### [PROBLEM TO SOLVE]
Give every line below again, exactly.

### [MATERIAL]

<<<<

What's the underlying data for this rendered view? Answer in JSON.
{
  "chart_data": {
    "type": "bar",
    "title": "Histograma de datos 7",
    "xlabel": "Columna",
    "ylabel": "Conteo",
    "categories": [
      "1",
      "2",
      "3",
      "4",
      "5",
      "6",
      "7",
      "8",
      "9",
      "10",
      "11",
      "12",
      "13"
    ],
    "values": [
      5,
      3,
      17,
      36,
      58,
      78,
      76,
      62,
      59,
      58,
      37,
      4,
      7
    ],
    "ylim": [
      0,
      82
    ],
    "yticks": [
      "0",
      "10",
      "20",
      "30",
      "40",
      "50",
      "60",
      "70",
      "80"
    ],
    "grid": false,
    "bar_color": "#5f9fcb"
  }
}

>>>>

### [COMPLETED TASK]
What's the underlying data for this rendered view? Answer in JSON.
{
  "chart_data": {
    "type": "bar",
    "title": "Histograma de datos 7",
    "xlabel": "Columna",
    "ylabel": "Conteo",
    "categories": [
      "1",
      "2",
      "3",
      "4",
      "5",
      "6",
      "7",
      "8",
      "9",
      "10",
      "11",
      "12",
      "13"
    ],
    "values": [
      5,
      3,
      17,
      36,
      58,
      78,
      76,
      62,
      59,
      58,
      37,
      4,
      7
    ],
    "ylim": [
      0,
      82
    ],
    "yticks": [
      "0",
      "10",
      "20",
      "30",
      "40",
      "50",
      "60",
      "70",
      "80"
    ],
    "grid": false,
    "bar_color": "#5f9fcb"
  }
}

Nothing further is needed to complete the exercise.